:: Instruction ::
Your task is to output all the records below, word for word.

++++ Provided records ++++

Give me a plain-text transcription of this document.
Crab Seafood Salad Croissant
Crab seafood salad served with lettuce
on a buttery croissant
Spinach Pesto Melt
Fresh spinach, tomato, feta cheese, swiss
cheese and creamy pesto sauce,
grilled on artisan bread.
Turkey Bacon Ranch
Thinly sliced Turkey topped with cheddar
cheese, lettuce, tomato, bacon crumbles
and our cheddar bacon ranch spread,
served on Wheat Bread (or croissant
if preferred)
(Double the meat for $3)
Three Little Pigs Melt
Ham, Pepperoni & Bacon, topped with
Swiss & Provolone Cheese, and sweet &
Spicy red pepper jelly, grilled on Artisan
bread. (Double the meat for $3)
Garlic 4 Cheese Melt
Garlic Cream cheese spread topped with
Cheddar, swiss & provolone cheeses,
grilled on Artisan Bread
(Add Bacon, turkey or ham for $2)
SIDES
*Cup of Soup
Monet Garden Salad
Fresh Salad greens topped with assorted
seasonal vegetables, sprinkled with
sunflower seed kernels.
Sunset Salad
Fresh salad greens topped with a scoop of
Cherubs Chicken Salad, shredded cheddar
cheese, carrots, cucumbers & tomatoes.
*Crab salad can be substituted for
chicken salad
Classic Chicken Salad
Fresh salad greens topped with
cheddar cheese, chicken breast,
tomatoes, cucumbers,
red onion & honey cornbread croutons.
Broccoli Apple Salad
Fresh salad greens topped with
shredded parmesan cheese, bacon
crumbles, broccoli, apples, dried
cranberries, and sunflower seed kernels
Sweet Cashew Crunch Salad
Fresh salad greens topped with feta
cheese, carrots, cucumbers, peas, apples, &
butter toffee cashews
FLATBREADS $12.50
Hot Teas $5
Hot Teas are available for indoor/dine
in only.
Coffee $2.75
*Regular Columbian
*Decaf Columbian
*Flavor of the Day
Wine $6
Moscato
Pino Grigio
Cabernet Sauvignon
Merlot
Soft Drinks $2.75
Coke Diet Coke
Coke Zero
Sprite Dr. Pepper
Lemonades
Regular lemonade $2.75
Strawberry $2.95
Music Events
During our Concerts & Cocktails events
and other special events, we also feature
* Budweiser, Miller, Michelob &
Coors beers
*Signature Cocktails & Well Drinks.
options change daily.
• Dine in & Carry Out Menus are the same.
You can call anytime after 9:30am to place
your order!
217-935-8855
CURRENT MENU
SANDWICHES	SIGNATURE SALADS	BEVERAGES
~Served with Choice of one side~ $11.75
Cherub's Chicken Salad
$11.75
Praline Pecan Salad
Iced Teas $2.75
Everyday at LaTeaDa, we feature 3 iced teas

++++

:: Exercise response ::
Give me a plain-text transcription of this document.
Crab Seafood Salad Croissant
Crab seafood salad served with lettuce
on a buttery croissant
Spinach Pesto Melt
Fresh spinach, tomato, feta cheese, swiss
cheese and creamy pesto sauce,
grilled on artisan bread.
Turkey Bacon Ranch
Thinly sliced Turkey topped with cheddar
cheese, lettuce, tomato, bacon crumbles
and our cheddar bacon ranch spread,
served on Wheat Bread (or croissant
if preferred)
(Double the meat for $3)
Three Little Pigs Melt
Ham, Pepperoni & Bacon, topped with
Swiss & Provolone Cheese, and sweet &
Spicy red pepper jelly, grilled on Artisan
bread. (Double the meat for $3)
Garlic 4 Cheese Melt
Garlic Cream cheese spread topped with
Cheddar, swiss & provolone cheeses,
grilled on Artisan Bread
(Add Bacon, turkey or ham for $2)
SIDES
*Cup of Soup
Monet Garden Salad
Fresh Salad greens topped with assorted
seasonal vegetables, sprinkled with
sunflower seed kernels.
Sunset Salad
Fresh salad greens topped with a scoop of
Cherubs Chicken Salad, shredded cheddar
cheese, carrots, cucumbers & tomatoes.
*Crab salad can be substituted for
chicken salad
Classic Chicken Salad
Fresh salad greens topped with
cheddar cheese, chicken breast,
tomatoes, cucumbers,
red onion & honey cornbread croutons.
Broccoli Apple Salad
Fresh salad greens topped with
shredded parmesan cheese, bacon
crumbles, broccoli, apples, dried
cranberries, and sunflower seed kernels
Sweet Cashew Crunch Salad
Fresh salad greens topped with feta
cheese, carrots, cucumbers, peas, apples, &
butter toffee cashews
FLATBREADS $12.50
Hot Teas $5
Hot Teas are available for indoor/dine
in only.
Coffee $2.75
*Regular Columbian
*Decaf Columbian
*Flavor of the Day
Wine $6
Moscato
Pino Grigio
Cabernet Sauvignon
Merlot
Soft Drinks $2.75
Coke Diet Coke
Coke Zero
Sprite Dr. Pepper
Lemonades
Regular lemonade $2.75
Strawberry $2.95
Music Events
During our Concerts & Cocktails events
and other special events, we also feature
* Budweiser, Miller, Michelob &
Coors beers
*Signature Cocktails & Well Drinks.
options change daily.
• Dine in & Carry Out Menus are the same.
You can call anytime after 9:30am to place
your order!
217-935-8855
CURRENT MENU
SANDWICHES	SIGNATURE SALADS	BEVERAGES
~Served with Choice of one side~ $11.75
Cherub's Chicken Salad
$11.75
Praline Pecan Salad
Iced Teas $2.75
Everyday at LaTeaDa, we feature 3 iced teas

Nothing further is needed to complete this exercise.